Data listing:
>> START

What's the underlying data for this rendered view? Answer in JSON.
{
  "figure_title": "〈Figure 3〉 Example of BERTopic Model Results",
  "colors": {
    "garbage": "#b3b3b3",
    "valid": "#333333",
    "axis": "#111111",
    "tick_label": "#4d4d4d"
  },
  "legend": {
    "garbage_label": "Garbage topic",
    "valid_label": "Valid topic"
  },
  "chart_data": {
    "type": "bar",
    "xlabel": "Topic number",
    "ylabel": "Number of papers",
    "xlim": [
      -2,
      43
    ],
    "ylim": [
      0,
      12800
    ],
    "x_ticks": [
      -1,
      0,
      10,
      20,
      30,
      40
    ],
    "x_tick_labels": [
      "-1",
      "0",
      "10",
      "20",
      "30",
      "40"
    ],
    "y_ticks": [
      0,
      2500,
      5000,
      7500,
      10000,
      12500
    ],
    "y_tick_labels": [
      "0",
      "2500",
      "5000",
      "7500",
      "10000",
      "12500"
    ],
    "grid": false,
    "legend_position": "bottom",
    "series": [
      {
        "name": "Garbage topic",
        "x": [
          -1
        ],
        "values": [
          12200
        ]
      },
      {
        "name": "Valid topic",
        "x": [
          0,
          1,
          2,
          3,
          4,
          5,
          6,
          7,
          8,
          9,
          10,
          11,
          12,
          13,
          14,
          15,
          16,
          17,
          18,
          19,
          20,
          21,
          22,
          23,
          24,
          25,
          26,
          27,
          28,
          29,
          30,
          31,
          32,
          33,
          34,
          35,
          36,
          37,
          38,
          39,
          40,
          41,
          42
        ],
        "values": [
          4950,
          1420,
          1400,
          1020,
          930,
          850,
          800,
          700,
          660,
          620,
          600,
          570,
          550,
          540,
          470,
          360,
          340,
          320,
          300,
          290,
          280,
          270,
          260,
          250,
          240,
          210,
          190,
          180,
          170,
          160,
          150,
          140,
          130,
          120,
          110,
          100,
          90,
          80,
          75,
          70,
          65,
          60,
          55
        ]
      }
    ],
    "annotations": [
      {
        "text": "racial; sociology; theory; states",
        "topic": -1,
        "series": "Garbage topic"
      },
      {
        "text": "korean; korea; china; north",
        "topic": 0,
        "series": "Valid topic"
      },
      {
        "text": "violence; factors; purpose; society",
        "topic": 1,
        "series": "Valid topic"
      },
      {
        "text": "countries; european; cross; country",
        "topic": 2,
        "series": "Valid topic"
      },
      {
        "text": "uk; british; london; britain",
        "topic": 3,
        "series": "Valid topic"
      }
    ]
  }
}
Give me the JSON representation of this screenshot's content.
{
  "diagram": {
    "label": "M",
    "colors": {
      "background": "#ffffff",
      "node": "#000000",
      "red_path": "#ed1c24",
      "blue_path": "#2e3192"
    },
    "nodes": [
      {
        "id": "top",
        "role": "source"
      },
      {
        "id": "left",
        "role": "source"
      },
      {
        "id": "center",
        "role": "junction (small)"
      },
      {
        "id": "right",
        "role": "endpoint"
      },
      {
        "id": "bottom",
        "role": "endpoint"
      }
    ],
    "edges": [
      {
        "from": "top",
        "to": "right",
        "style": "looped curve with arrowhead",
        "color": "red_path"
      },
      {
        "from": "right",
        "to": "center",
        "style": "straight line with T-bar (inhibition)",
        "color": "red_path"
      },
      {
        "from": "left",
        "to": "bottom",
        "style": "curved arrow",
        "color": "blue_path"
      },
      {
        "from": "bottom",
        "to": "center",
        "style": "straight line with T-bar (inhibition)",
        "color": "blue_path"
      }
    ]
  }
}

>> END

*The problem*
Every entry needs to be retyped exactly.

*Result of the exercise*
What's the underlying data for this rendered view? Answer in JSON.
{
  "figure_title": "〈Figure 3〉 Example of BERTopic Model Results",
  "colors": {
    "garbage": "#b3b3b3",
    "valid": "#333333",
    "axis": "#111111",
    "tick_label": "#4d4d4d"
  },
  "legend": {
    "garbage_label": "Garbage topic",
    "valid_label": "Valid topic"
  },
  "chart_data": {
    "type": "bar",
    "xlabel": "Topic number",
    "ylabel": "Number of papers",
    "xlim": [
      -2,
      43
    ],
    "ylim": [
      0,
      12800
    ],
    "x_ticks": [
      -1,
      0,
      10,
      20,
      30,
      40
    ],
    "x_tick_labels": [
      "-1",
      "0",
      "10",
      "20",
      "30",
      "40"
    ],
    "y_ticks": [
      0,
      2500,
      5000,
      7500,
      10000,
      12500
    ],
    "y_tick_labels": [
      "0",
      "2500",
      "5000",
      "7500",
      "10000",
      "12500"
    ],
    "grid": false,
    "legend_position": "bottom",
    "series": [
      {
        "name": "Garbage topic",
        "x": [
          -1
        ],
        "values": [
          12200
        ]
      },
      {
        "name": "Valid topic",
        "x": [
          0,
          1,
          2,
          3,
          4,
          5,
          6,
          7,
          8,
          9,
          10,
          11,
          12,
          13,
          14,
          15,
          16,
          17,
          18,
          19,
          20,
          21,
          22,
          23,
          24,
          25,
          26,
          27,
          28,
          29,
          30,
          31,
          32,
          33,
          34,
          35,
          36,
          37,
          38,
          39,
          40,
          41,
          42
        ],
        "values": [
          4950,
          1420,
          1400,
          1020,
          930,
          850,
          800,
          700,
          660,
          620,
          600,
          570,
          550,
          540,
          470,
          360,
          340,
          320,
          300,
          290,
          280,
          270,
          260,
          250,
          240,
          210,
          190,
          180,
          170,
          160,
          150,
          140,
          130,
          120,
          110,
          100,
          90,
          80,
          75,
          70,
          65,
          60,
          55
        ]
      }
    ],
    "annotations": [
      {
        "text": "racial; sociology; theory; states",
        "topic": -1,
        "series": "Garbage topic"
      },
      {
        "text": "korean; korea; china; north",
        "topic": 0,
        "series": "Valid topic"
      },
      {
        "text": "violence; factors; purpose; society",
        "topic": 1,
        "series": "Valid topic"
      },
      {
        "text": "countries; european; cross; country",
        "topic": 2,
        "series": "Valid topic"
      },
      {
        "text": "uk; british; london; britain",
        "topic": 3,
        "series": "Valid topic"
      }
    ]
  }
}
Give me the JSON representation of this screenshot's content.
{
  "diagram": {
    "label": "M",
    "colors": {
      "background": "#ffffff",
      "node": "#000000",
      "red_path": "#ed1c24",
      "blue_path": "#2e3192"
    },
    "nodes": [
      {
        "id": "top",
        "role": "source"
      },
      {
        "id": "left",
        "role": "source"
      },
      {
        "id": "center",
        "role": "junction (small)"
      },
      {
        "id": "right",
        "role": "endpoint"
      },
      {
        "id": "bottom",
        "role": "endpoint"
      }
    ],
    "edges": [
      {
        "from": "top",
        "to": "right",
        "style": "looped curve with arrowhead",
        "color": "red_path"
      },
      {
        "from": "right",
        "to": "center",
        "style": "straight line with T-bar (inhibition)",
        "color": "red_path"
      },
      {
        "from": "left",
        "to": "bottom",
        "style": "curved arrow",
        "color": "blue_path"
      },
      {
        "from": "bottom",
        "to": "center",
        "style": "straight line with T-bar (inhibition)",
        "color": "blue_path"
      }
    ]
  }
}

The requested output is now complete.